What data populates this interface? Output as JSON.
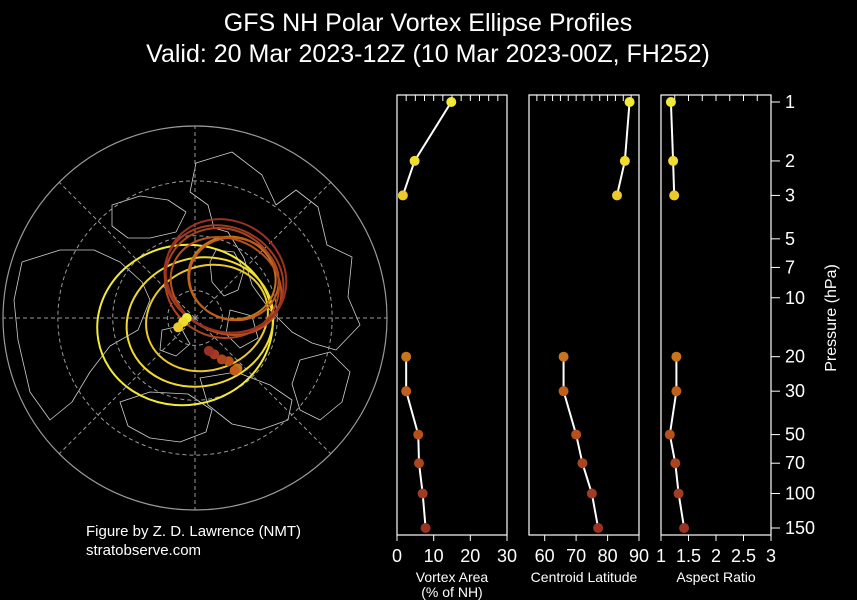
{
  "title_line1": "GFS NH Polar Vortex Ellipse Profiles",
  "title_line2": "Valid: 20 Mar 2023-12Z  (10 Mar 2023-00Z, FH252)",
  "credit_line1": "Figure by Z. D. Lawrence (NMT)",
  "credit_line2": "stratobserve.com",
  "colors": {
    "background": "#000000",
    "line": "#ffffff",
    "p1": "#f2ea38",
    "p2": "#f0dc2e",
    "p3": "#ecc92a",
    "p20": "#c8741c",
    "p30": "#c05e1a",
    "p50": "#b8501c",
    "p70": "#ad4420",
    "p100": "#a33a22",
    "p150": "#9a3224",
    "map_gray": "#9a9a9a"
  },
  "chart_data": [
    {
      "type": "polar-map",
      "ellipses": [
        {
          "level": 1,
          "color": "#f2ea38",
          "centroid_lat": 87,
          "centroid_lon": -90
        },
        {
          "level": 2,
          "color": "#f0dc2e",
          "centroid_lat": 85.5,
          "centroid_lon": -72
        },
        {
          "level": 3,
          "color": "#ecc92a",
          "centroid_lat": 83,
          "centroid_lon": -61
        },
        {
          "level": 20,
          "color": "#c8741c",
          "centroid_lat": 66,
          "centroid_lon": 40
        },
        {
          "level": 30,
          "color": "#c05e1a",
          "centroid_lat": 66,
          "centroid_lon": 37
        },
        {
          "level": 50,
          "color": "#b8501c",
          "centroid_lat": 70,
          "centroid_lon": 38
        },
        {
          "level": 70,
          "color": "#ad4420",
          "centroid_lat": 72,
          "centroid_lon": 33
        },
        {
          "level": 100,
          "color": "#a33a22",
          "centroid_lat": 75,
          "centroid_lon": 28
        },
        {
          "level": 150,
          "color": "#9a3224",
          "centroid_lat": 77,
          "centroid_lon": 23
        }
      ]
    },
    {
      "type": "line",
      "xlabel": "Vortex Area\n(% of NH)",
      "xlim": [
        0,
        30
      ],
      "xticks": [
        "0",
        "10",
        "20",
        "30"
      ],
      "points": [
        {
          "p": 1,
          "x": 14.8
        },
        {
          "p": 2,
          "x": 4.8
        },
        {
          "p": 3,
          "x": 1.6
        },
        {
          "p": 20,
          "x": 2.5
        },
        {
          "p": 30,
          "x": 2.5
        },
        {
          "p": 50,
          "x": 5.8
        },
        {
          "p": 70,
          "x": 6.0
        },
        {
          "p": 100,
          "x": 7.0
        },
        {
          "p": 150,
          "x": 7.8
        }
      ]
    },
    {
      "type": "line",
      "xlabel": "Centroid Latitude",
      "xlim": [
        55,
        90
      ],
      "xticks": [
        "60",
        "70",
        "80",
        "90"
      ],
      "points": [
        {
          "p": 1,
          "x": 87
        },
        {
          "p": 2,
          "x": 85.5
        },
        {
          "p": 3,
          "x": 83
        },
        {
          "p": 20,
          "x": 66
        },
        {
          "p": 30,
          "x": 66
        },
        {
          "p": 50,
          "x": 70
        },
        {
          "p": 70,
          "x": 72
        },
        {
          "p": 100,
          "x": 75
        },
        {
          "p": 150,
          "x": 77
        }
      ]
    },
    {
      "type": "line",
      "xlabel": "Aspect Ratio",
      "xlim": [
        1,
        3
      ],
      "xticks": [
        "1",
        "1.5",
        "2",
        "2.5",
        "3"
      ],
      "points": [
        {
          "p": 1,
          "x": 1.18
        },
        {
          "p": 2,
          "x": 1.22
        },
        {
          "p": 3,
          "x": 1.24
        },
        {
          "p": 20,
          "x": 1.28
        },
        {
          "p": 30,
          "x": 1.28
        },
        {
          "p": 50,
          "x": 1.16
        },
        {
          "p": 70,
          "x": 1.26
        },
        {
          "p": 100,
          "x": 1.32
        },
        {
          "p": 150,
          "x": 1.42
        }
      ]
    }
  ],
  "yaxis": {
    "label": "Pressure (hPa)",
    "ticks": [
      "1",
      "2",
      "3",
      "5",
      "7",
      "10",
      "20",
      "30",
      "50",
      "70",
      "100",
      "150"
    ]
  }
}
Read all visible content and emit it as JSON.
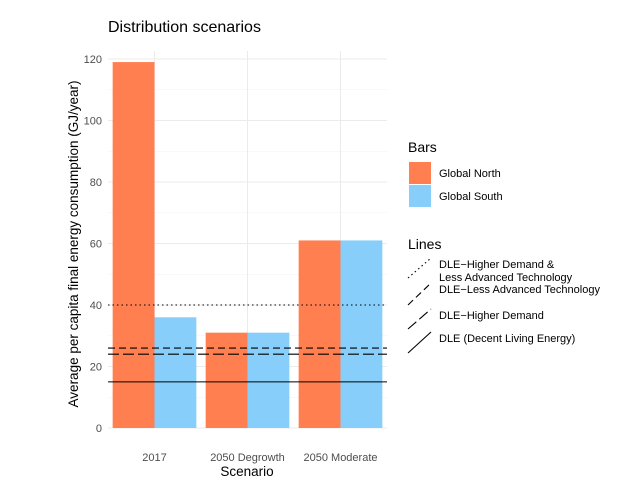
{
  "chart_data": {
    "type": "bar",
    "title": "Distribution scenarios",
    "xlabel": "Scenario",
    "ylabel": "Average per capita final energy consumption (GJ/year)",
    "categories": [
      "2017",
      "2050 Degrowth",
      "2050 Moderate"
    ],
    "series": [
      {
        "name": "Global North",
        "color": "#FF7F50",
        "values": [
          119,
          31,
          61
        ]
      },
      {
        "name": "Global South",
        "color": "#87CEFA",
        "values": [
          36,
          31,
          61
        ]
      }
    ],
    "ylim": [
      0,
      120
    ],
    "yticks": [
      0,
      20,
      40,
      60,
      80,
      100,
      120
    ],
    "grid": true,
    "hlines": [
      {
        "name": "DLE−Higher Demand &\nLess Advanced Technology",
        "label_lines": [
          "DLE−Higher Demand &",
          "Less Advanced Technology"
        ],
        "value": 40,
        "style": "dotted"
      },
      {
        "name": "DLE−Less Advanced Technology",
        "label_lines": [
          "DLE−Less Advanced Technology"
        ],
        "value": 26,
        "style": "dashed"
      },
      {
        "name": "DLE−Higher Demand",
        "label_lines": [
          "DLE−Higher Demand"
        ],
        "value": 24,
        "style": "longdash"
      },
      {
        "name": "DLE (Decent Living Energy)",
        "label_lines": [
          "DLE (Decent Living Energy)"
        ],
        "value": 15,
        "style": "solid"
      }
    ],
    "legend": {
      "placement": "right",
      "bars_title": "Bars",
      "lines_title": "Lines"
    }
  }
}
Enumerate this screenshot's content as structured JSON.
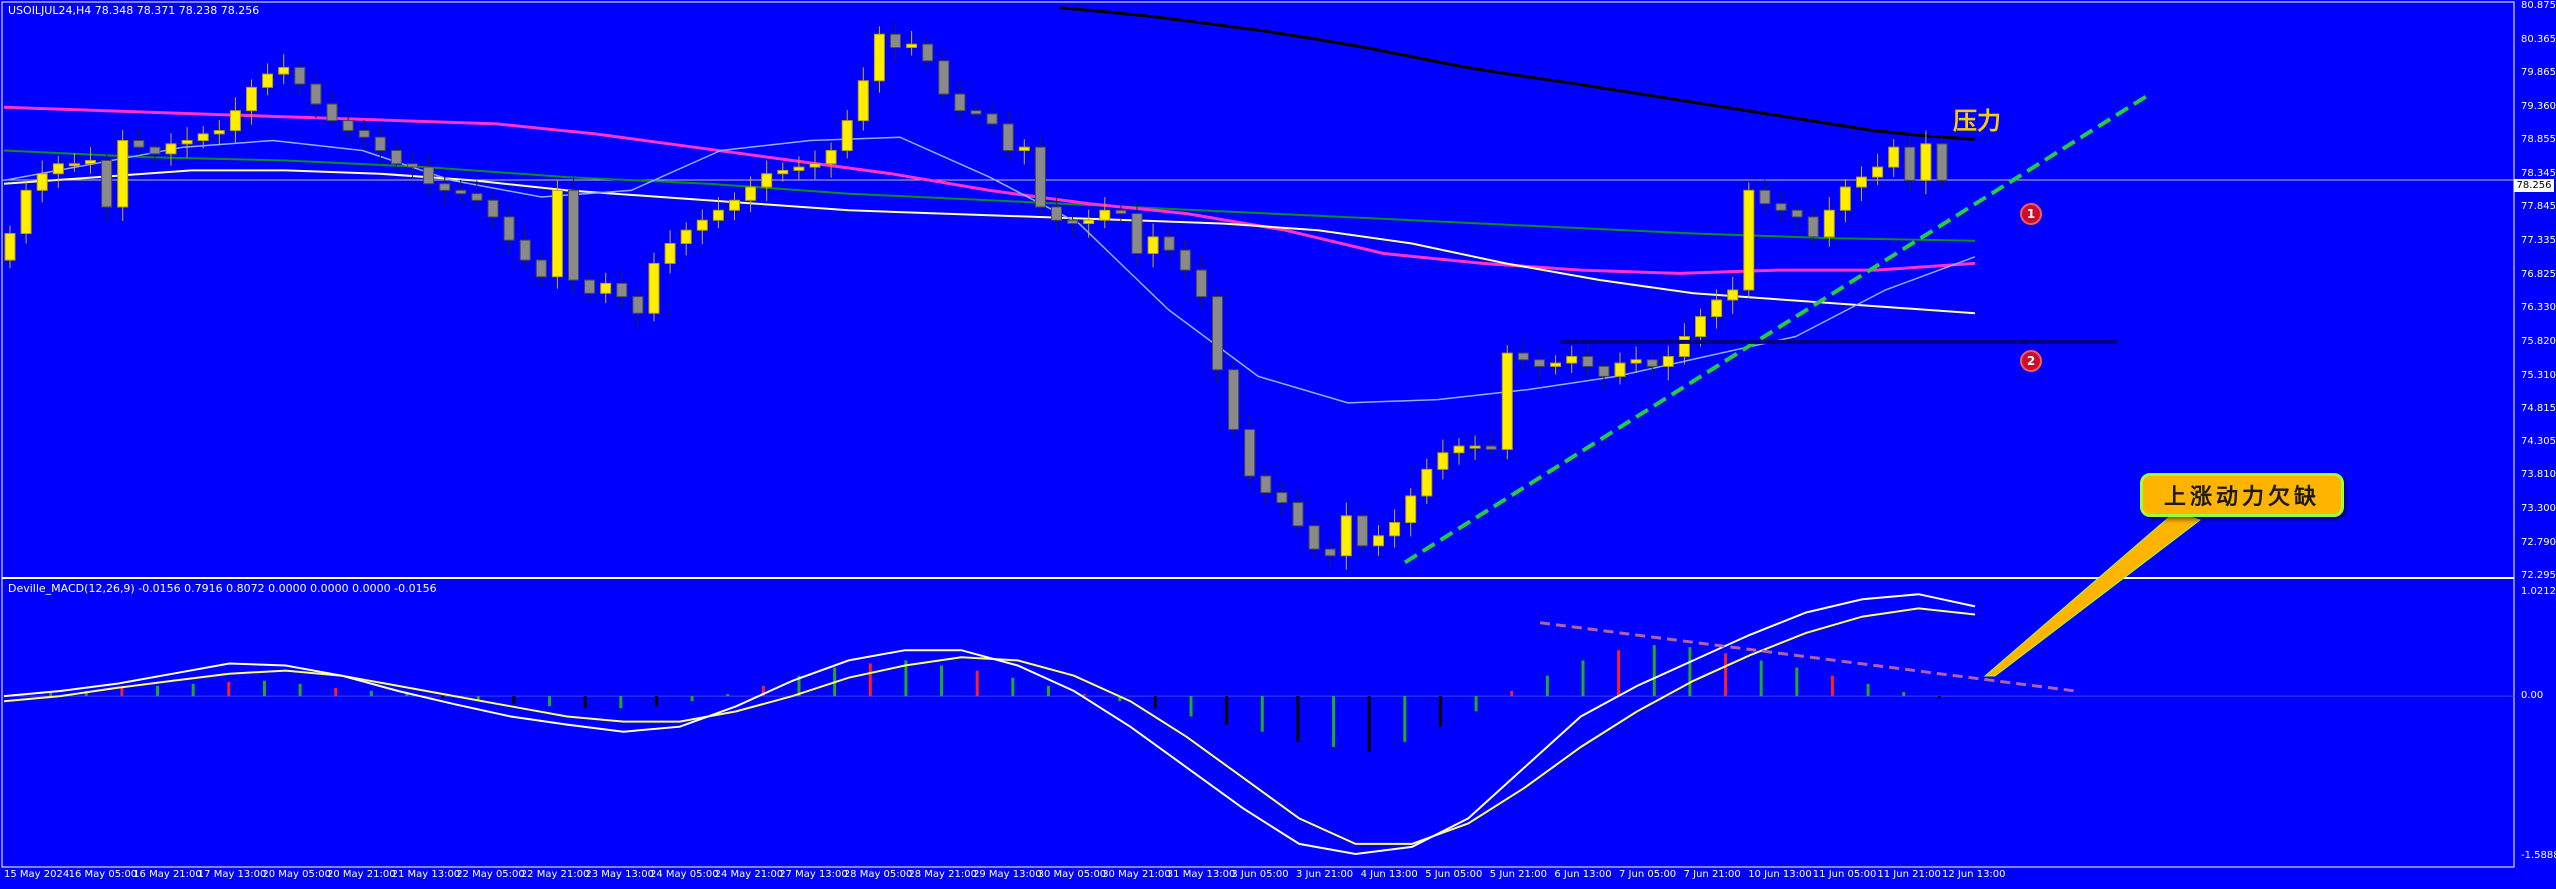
{
  "window": {
    "symbol_title": "USOILJUL24,H4  78.348 78.371 78.238 78.256",
    "macd_title": "Deville_MACD(12,26,9) -0.0156 0.7916 0.8072 0.0000 0.0000 0.0000 -0.0156"
  },
  "annotations": {
    "pressure_label": "压力",
    "callout_text": "上涨动力欠缺",
    "marker_1": "1",
    "marker_2": "2"
  },
  "price_axis": {
    "ticks": [
      "80.875",
      "80.365",
      "79.865",
      "79.360",
      "78.855",
      "78.345",
      "77.845",
      "77.335",
      "76.825",
      "76.330",
      "75.820",
      "75.310",
      "74.815",
      "74.305",
      "73.810",
      "73.300",
      "72.790",
      "72.295"
    ],
    "current_price": "78.256"
  },
  "macd_axis": {
    "ticks": [
      "1.0212",
      "0.00",
      "-1.5888"
    ]
  },
  "time_axis": {
    "ticks": [
      "15 May 2024",
      "16 May 05:00",
      "16 May 21:00",
      "17 May 13:00",
      "20 May 05:00",
      "20 May 21:00",
      "21 May 13:00",
      "22 May 05:00",
      "22 May 21:00",
      "23 May 13:00",
      "24 May 05:00",
      "24 May 21:00",
      "27 May 13:00",
      "28 May 05:00",
      "28 May 21:00",
      "29 May 13:00",
      "30 May 05:00",
      "30 May 21:00",
      "31 May 13:00",
      "3 Jun 05:00",
      "3 Jun 21:00",
      "4 Jun 13:00",
      "5 Jun 05:00",
      "5 Jun 21:00",
      "6 Jun 13:00",
      "7 Jun 05:00",
      "7 Jun 21:00",
      "10 Jun 13:00",
      "11 Jun 05:00",
      "11 Jun 21:00",
      "12 Jun 13:00"
    ]
  },
  "colors": {
    "background": "#0000ff",
    "bull_candle": "#ffee00",
    "bear_candle": "#8a8a8a",
    "ma_black": "#000000",
    "ma_green": "#0d8a22",
    "ma_magenta": "#ff33cc",
    "ma_yellow": "#ffffa0",
    "ma_lightblue": "#8fb0ff",
    "trendline": "#22cc44",
    "macd_line": "#ffffff",
    "signal_line": "#ffff66",
    "hist_up": "#ff2020",
    "hist_down": "#22aa22",
    "divergence": "#b060b0",
    "callout_fill": "#ffb400"
  },
  "chart_data": [
    {
      "type": "candlestick",
      "title": "USOILJUL24,H4",
      "yrange": [
        72.295,
        80.875
      ],
      "last": {
        "open": 78.348,
        "high": 78.371,
        "low": 78.238,
        "close": 78.256
      },
      "closes": [
        77.45,
        78.1,
        78.35,
        78.5,
        78.5,
        78.55,
        77.85,
        78.85,
        78.75,
        78.65,
        78.8,
        78.85,
        78.95,
        79.0,
        79.3,
        79.65,
        79.85,
        79.95,
        79.7,
        79.4,
        79.15,
        79.0,
        78.9,
        78.7,
        78.5,
        78.45,
        78.2,
        78.1,
        78.05,
        77.95,
        77.7,
        77.35,
        77.05,
        76.8,
        78.1,
        76.75,
        76.55,
        76.7,
        76.5,
        76.25,
        77.0,
        77.3,
        77.5,
        77.65,
        77.8,
        77.95,
        78.15,
        78.35,
        78.4,
        78.45,
        78.5,
        78.7,
        79.15,
        79.75,
        80.45,
        80.25,
        80.3,
        80.05,
        79.55,
        79.3,
        79.25,
        79.1,
        78.7,
        78.75,
        77.85,
        77.65,
        77.6,
        77.65,
        77.8,
        77.75,
        77.15,
        77.4,
        77.2,
        76.9,
        76.5,
        75.4,
        74.5,
        73.8,
        73.55,
        73.4,
        73.05,
        72.7,
        72.6,
        73.2,
        72.75,
        72.9,
        73.1,
        73.5,
        73.9,
        74.15,
        74.25,
        74.25,
        74.2,
        75.65,
        75.55,
        75.45,
        75.5,
        75.6,
        75.45,
        75.3,
        75.5,
        75.55,
        75.45,
        75.6,
        75.9,
        76.2,
        76.45,
        76.6,
        78.1,
        77.9,
        77.8,
        77.7,
        77.4,
        77.8,
        78.15,
        78.3,
        78.45,
        78.75,
        78.25,
        78.8,
        78.25
      ],
      "series": [
        {
          "name": "MA-black",
          "values": [
            80.85,
            80.78,
            80.7,
            80.6,
            80.5,
            80.38,
            80.25,
            80.1,
            79.95,
            79.83,
            79.72,
            79.6,
            79.48,
            79.36,
            79.24,
            79.12,
            79.0,
            78.92,
            78.87
          ]
        },
        {
          "name": "MA-green",
          "values": [
            78.7,
            78.6,
            78.55,
            78.45,
            78.3,
            78.2,
            78.05,
            77.95,
            77.85,
            77.75,
            77.65,
            77.55,
            77.45,
            77.38,
            77.34
          ]
        },
        {
          "name": "MA-magenta",
          "values": [
            79.35,
            79.3,
            79.25,
            79.2,
            79.15,
            79.1,
            78.95,
            78.75,
            78.55,
            78.35,
            78.1,
            77.9,
            77.75,
            77.5,
            77.15,
            77.0,
            76.9,
            76.85,
            76.9,
            76.9,
            77.0
          ]
        },
        {
          "name": "MA-yellow",
          "values": [
            78.2,
            78.3,
            78.4,
            78.4,
            78.35,
            78.25,
            78.1,
            78.0,
            77.9,
            77.8,
            77.75,
            77.7,
            77.65,
            77.6,
            77.5,
            77.3,
            77.0,
            76.75,
            76.55,
            76.45,
            76.35,
            76.25
          ]
        },
        {
          "name": "MA-lightblue",
          "values": [
            78.25,
            78.5,
            78.75,
            78.85,
            78.7,
            78.25,
            78.0,
            78.1,
            78.7,
            78.85,
            78.9,
            78.3,
            77.6,
            76.3,
            75.3,
            74.9,
            74.95,
            75.1,
            75.3,
            75.6,
            75.9,
            76.6,
            77.1
          ]
        }
      ],
      "horizontal_levels": [
        75.82
      ],
      "trendline": {
        "from": {
          "t": "4 Jun 21:00",
          "price": 72.5
        },
        "to": {
          "t": "13 Jun",
          "price": 79.55
        }
      }
    },
    {
      "type": "bar",
      "title": "Deville_MACD(12,26,9)",
      "yrange": [
        -1.5888,
        1.0212
      ],
      "values": {
        "macd": -0.0156,
        "signal": 0.7916,
        "histogram": -0.0156
      },
      "histogram": [
        0.02,
        0.03,
        0.05,
        0.08,
        0.1,
        0.12,
        0.14,
        0.15,
        0.12,
        0.08,
        0.05,
        0.02,
        -0.02,
        -0.05,
        -0.08,
        -0.1,
        -0.12,
        -0.12,
        -0.1,
        -0.05,
        0.02,
        0.1,
        0.2,
        0.28,
        0.32,
        0.35,
        0.3,
        0.25,
        0.18,
        0.1,
        0.02,
        -0.05,
        -0.12,
        -0.2,
        -0.28,
        -0.35,
        -0.45,
        -0.5,
        -0.55,
        -0.45,
        -0.3,
        -0.15,
        0.05,
        0.2,
        0.35,
        0.45,
        0.5,
        0.48,
        0.42,
        0.35,
        0.28,
        0.2,
        0.12,
        0.04,
        -0.02
      ]
    }
  ]
}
◇ ◇ ◇ ◇ ◇ ◇ ◇
* Direction
Where a line above contains the string "Demand", copy that line.

* Response to the task
        "name": "DLE−Higher Demand &\nLess Advanced Technology",
          "DLE−Higher Demand &",
        "name": "DLE−Higher Demand",
          "DLE−Higher Demand"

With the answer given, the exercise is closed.